_TASK_
Copy out all lines of the records in which the word "that" appears.

[START OF RECORDS TO PROCESS]

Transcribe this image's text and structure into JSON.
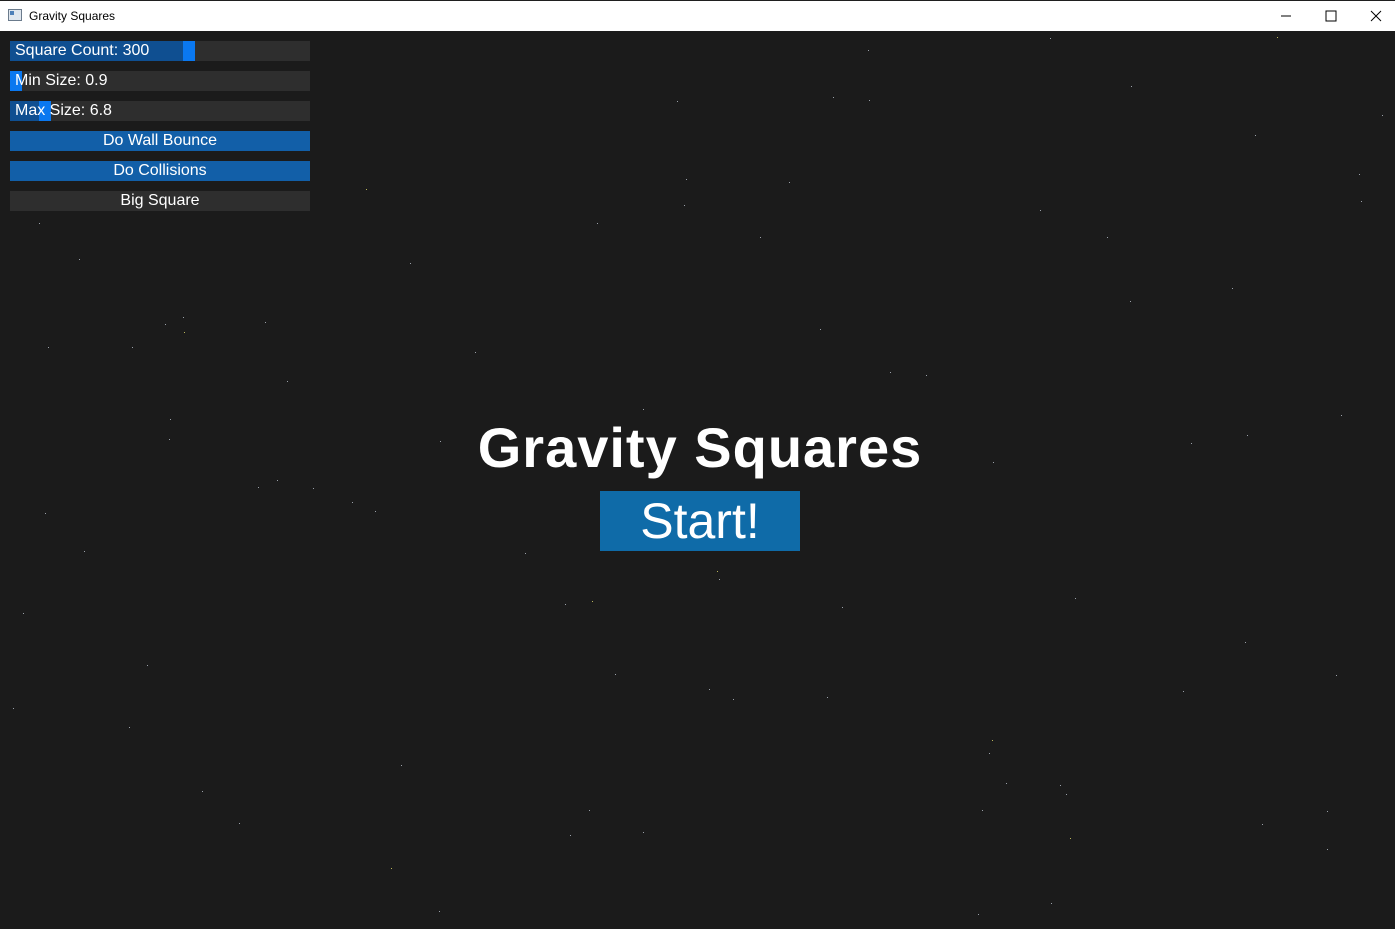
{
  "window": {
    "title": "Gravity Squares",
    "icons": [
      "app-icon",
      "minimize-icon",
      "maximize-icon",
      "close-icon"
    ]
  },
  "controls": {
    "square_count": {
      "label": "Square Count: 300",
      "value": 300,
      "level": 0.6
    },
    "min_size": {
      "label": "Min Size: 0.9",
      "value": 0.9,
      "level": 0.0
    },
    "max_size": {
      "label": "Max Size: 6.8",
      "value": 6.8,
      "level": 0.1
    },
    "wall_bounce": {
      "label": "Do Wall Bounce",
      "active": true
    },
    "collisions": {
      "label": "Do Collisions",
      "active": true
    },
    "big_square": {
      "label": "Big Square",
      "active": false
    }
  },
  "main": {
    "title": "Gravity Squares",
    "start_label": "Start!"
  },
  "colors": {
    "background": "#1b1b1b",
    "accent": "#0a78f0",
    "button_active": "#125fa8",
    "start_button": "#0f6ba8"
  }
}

[END OF RECORDS TO PROCESS]
[START OF RECORDS TO PROCESS]

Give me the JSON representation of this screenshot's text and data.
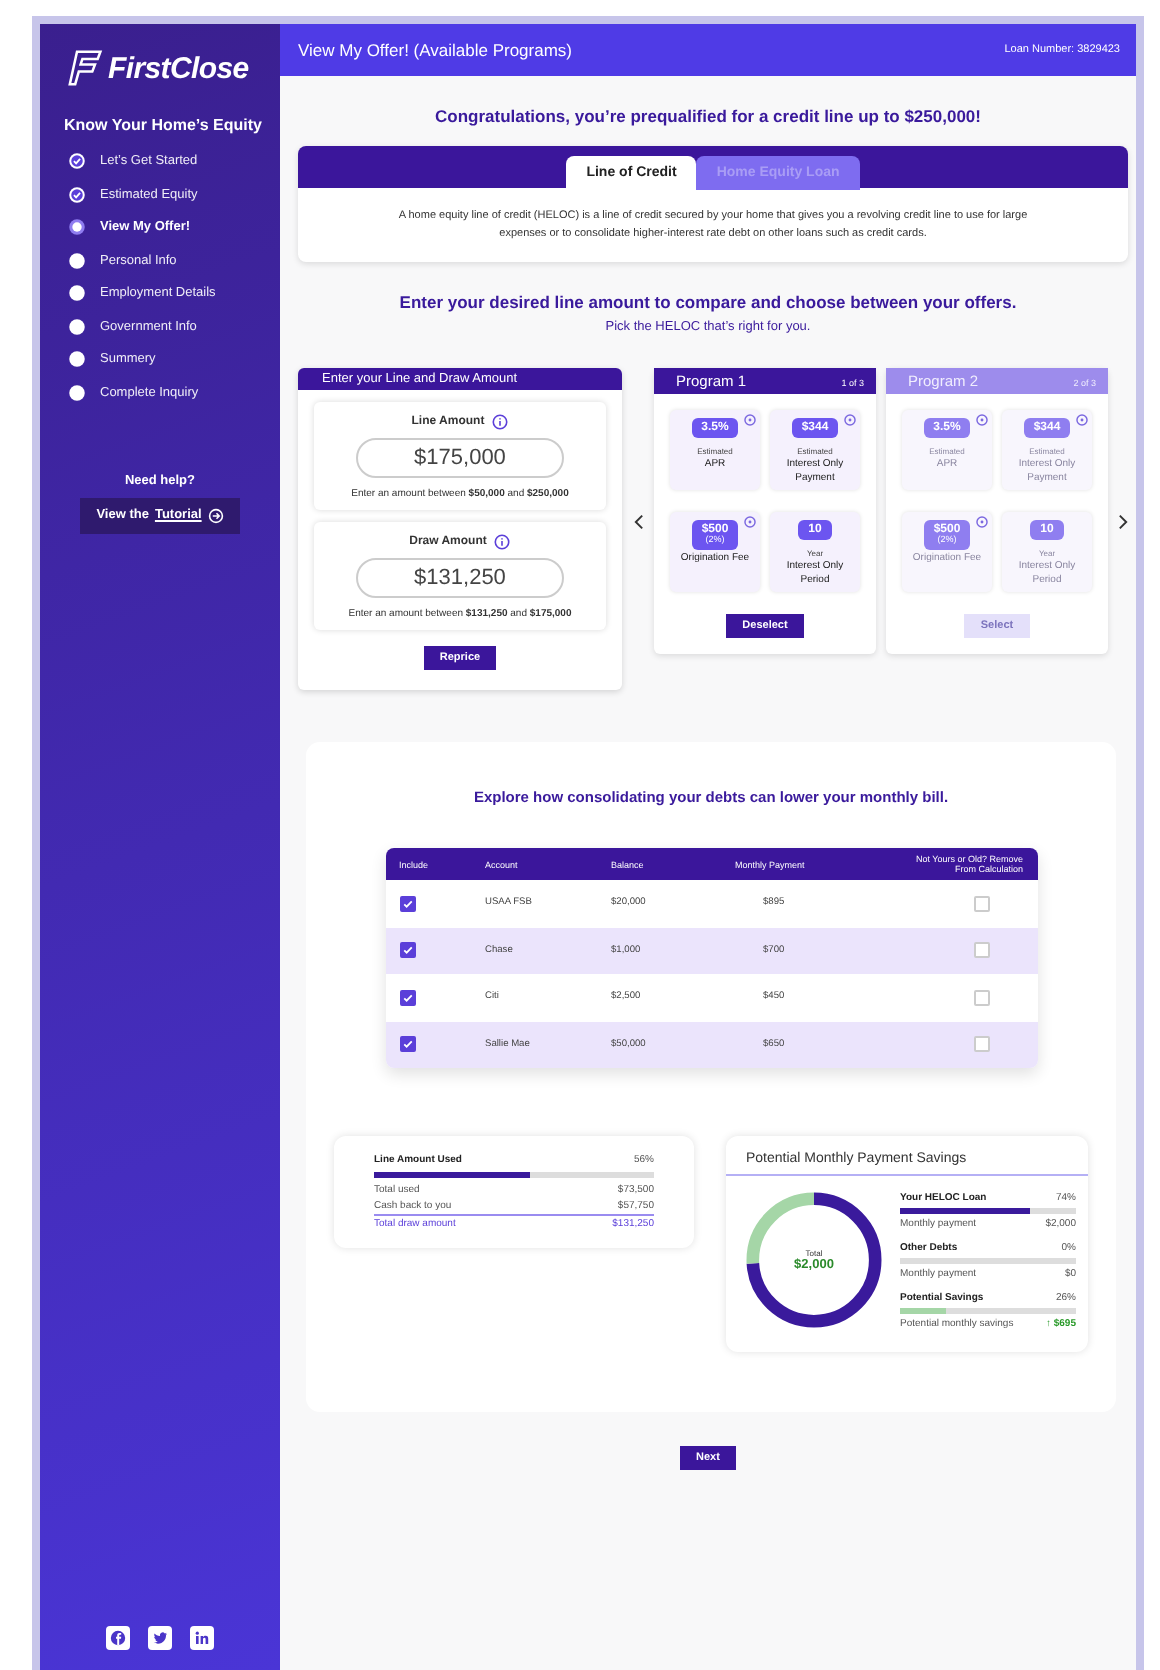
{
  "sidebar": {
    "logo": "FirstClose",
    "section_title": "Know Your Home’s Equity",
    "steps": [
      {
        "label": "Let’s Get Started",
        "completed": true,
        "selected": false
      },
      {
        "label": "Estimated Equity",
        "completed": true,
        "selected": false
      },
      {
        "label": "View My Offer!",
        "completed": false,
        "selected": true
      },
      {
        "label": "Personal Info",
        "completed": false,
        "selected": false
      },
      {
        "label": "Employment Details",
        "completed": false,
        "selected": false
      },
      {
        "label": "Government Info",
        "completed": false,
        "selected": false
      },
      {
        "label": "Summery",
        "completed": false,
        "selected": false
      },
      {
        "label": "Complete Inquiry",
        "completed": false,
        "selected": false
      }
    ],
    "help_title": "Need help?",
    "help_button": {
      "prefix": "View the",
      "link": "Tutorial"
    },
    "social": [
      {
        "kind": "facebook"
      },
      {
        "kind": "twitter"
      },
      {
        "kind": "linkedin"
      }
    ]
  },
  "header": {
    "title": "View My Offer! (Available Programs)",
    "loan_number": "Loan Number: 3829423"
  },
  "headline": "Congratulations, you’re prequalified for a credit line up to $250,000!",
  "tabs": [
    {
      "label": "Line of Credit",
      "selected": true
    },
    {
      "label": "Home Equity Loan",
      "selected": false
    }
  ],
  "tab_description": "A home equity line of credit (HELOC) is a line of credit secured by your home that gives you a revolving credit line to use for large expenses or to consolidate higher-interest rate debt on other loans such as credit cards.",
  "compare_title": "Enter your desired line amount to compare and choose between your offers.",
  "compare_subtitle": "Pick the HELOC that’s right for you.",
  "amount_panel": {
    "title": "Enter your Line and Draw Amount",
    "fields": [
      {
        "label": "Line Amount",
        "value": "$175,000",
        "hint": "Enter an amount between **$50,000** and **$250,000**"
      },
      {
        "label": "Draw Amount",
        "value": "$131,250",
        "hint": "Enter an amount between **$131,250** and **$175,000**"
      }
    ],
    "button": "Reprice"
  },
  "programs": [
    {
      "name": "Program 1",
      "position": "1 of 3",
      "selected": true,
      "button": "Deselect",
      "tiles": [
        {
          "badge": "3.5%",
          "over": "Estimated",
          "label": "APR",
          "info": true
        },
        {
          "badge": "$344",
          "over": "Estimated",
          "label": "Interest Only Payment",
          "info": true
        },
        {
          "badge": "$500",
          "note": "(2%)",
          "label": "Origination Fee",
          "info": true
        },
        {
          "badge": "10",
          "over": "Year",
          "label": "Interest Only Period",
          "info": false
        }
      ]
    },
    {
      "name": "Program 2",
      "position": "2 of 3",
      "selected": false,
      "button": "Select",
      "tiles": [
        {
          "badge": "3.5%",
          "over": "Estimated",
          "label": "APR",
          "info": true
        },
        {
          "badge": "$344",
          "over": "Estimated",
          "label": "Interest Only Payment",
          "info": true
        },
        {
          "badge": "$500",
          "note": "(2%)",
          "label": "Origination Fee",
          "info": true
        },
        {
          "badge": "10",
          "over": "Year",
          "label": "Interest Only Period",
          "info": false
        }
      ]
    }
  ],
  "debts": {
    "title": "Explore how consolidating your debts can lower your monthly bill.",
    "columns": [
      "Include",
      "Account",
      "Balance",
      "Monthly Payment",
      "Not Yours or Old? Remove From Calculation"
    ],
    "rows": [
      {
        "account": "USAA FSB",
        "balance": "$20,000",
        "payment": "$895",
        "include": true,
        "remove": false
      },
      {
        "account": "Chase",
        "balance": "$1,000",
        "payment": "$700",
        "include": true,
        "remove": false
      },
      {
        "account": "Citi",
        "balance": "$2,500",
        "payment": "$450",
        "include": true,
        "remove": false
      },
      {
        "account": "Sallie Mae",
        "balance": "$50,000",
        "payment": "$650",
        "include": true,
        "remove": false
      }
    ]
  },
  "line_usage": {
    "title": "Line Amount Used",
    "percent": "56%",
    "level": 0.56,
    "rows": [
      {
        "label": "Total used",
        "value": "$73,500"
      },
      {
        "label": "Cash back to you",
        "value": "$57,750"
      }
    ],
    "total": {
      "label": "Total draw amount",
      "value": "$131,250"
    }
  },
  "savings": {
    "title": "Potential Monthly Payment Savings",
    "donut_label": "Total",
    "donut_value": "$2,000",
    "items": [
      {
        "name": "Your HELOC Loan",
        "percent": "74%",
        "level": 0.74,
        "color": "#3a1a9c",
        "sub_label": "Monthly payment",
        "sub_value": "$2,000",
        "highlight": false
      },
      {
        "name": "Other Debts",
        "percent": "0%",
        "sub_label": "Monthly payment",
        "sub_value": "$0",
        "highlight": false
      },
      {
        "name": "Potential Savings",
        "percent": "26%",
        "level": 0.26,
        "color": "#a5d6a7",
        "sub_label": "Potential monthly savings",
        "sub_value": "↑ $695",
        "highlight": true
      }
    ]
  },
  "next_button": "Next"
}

[END OF RECORDS TO PROCESS]
[START OF RECORDS TO PROCESS]

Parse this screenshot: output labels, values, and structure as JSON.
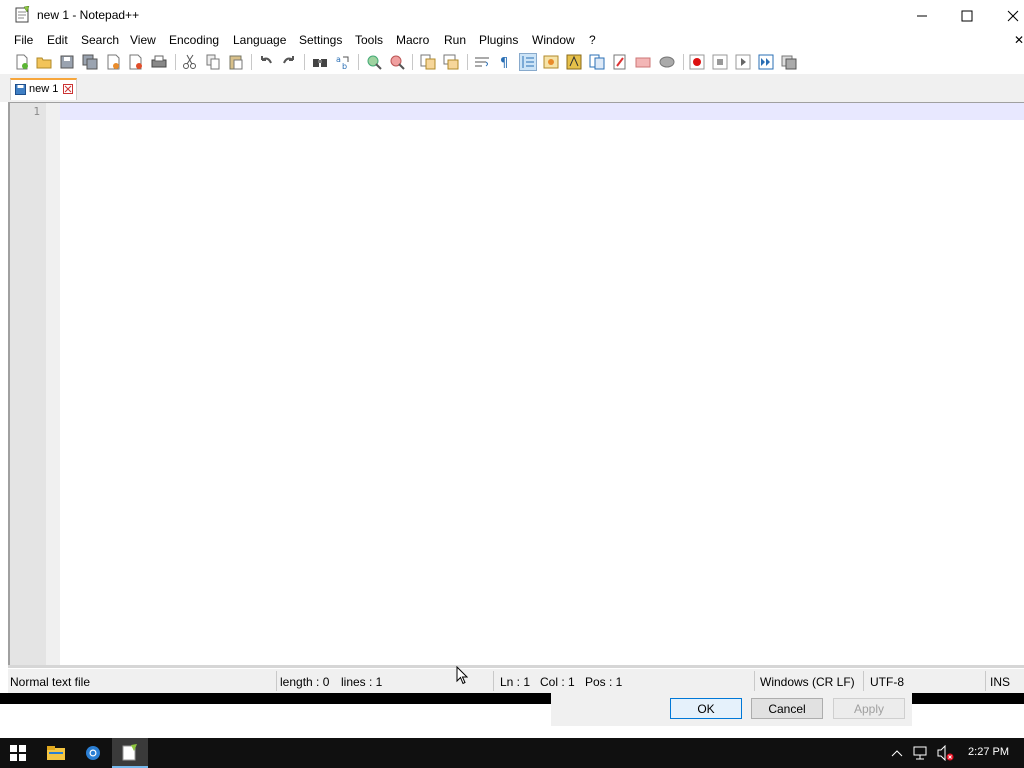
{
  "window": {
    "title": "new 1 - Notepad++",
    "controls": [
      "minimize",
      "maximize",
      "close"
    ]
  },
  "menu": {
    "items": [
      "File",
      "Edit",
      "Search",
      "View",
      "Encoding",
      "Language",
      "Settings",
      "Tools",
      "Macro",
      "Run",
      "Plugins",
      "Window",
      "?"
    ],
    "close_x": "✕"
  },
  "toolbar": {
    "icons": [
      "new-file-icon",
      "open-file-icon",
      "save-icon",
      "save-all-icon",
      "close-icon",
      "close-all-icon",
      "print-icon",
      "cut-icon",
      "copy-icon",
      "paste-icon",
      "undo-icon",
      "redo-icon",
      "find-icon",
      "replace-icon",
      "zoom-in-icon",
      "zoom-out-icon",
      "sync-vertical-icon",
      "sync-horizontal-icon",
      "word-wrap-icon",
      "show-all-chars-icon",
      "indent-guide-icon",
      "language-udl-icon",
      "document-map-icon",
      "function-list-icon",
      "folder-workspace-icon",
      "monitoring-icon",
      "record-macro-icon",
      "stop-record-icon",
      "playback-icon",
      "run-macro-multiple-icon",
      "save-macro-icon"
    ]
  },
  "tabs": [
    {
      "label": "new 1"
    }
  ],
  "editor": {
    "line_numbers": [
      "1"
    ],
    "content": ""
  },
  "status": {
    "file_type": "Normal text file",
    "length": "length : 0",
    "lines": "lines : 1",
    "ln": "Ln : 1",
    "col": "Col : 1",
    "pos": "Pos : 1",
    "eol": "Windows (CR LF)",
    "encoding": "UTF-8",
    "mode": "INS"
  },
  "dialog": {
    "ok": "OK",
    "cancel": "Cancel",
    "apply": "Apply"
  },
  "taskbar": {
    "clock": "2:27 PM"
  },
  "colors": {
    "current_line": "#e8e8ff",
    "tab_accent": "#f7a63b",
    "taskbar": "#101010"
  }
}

[END OF RECORDS TO PROCESS]

_RESULT_
  "tab_description": "A home equity line of credit (HELOC) is a line of credit secured by your home that gives you a revolving credit line to use for large expenses or to consolidate higher-interest rate debt on other loans such as credit cards.",
  "compare_subtitle": "Pick the HELOC that’s right for you.",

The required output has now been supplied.